START Dataset extract

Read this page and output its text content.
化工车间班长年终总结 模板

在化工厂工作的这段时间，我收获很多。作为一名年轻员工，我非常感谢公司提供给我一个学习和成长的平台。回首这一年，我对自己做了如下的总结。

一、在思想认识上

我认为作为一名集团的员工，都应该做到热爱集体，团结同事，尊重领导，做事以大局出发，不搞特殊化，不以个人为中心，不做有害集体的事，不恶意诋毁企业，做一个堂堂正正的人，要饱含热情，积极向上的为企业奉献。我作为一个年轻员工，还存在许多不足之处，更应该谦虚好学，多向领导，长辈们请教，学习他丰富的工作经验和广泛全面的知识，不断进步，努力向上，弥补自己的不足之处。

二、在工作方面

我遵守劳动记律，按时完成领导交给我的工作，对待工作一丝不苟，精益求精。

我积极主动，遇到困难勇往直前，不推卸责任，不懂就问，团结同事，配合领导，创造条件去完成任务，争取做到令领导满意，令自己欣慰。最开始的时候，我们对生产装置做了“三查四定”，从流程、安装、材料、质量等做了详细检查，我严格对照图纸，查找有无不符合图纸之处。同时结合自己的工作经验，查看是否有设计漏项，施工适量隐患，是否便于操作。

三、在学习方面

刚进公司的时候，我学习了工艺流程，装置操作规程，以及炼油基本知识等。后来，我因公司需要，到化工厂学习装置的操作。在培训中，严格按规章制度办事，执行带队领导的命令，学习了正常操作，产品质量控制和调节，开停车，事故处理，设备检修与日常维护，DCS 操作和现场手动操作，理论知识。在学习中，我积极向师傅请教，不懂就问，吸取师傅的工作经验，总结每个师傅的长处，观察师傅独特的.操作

END Dataset extract

▶ _Task_
Locate and copy each line in the data above that includes the word "团结同事".

▶ _Task output_
我认为作为一名集团的员工，都应该做到热爱集体，团结同事，尊重领导，做事以大局出发，不搞特殊化，不以个人为中心，不做有害集体的事，不恶意诋毁企业，做一个堂堂正正的人，要饱含热情，积极向上的为企业奉献。我作为一个年轻员工，还存在许多不足之处，更应该谦虚好学，多向领导，长辈们请教，学习他丰富的工作经验和广泛全面的知识，不断进步，努力向上，弥补自己的不足之处。
我积极主动，遇到困难勇往直前，不推卸责任，不懂就问，团结同事，配合领导，创造条件去完成任务，争取做到令领导满意，令自己欣慰。最开始的时候，我们对生产装置做了“三查四定”，从流程、安装、材料、质量等做了详细检查，我严格对照图纸，查找有无不符合图纸之处。同时结合自己的工作经验，查看是否有设计漏项，施工适量隐患，是否便于操作。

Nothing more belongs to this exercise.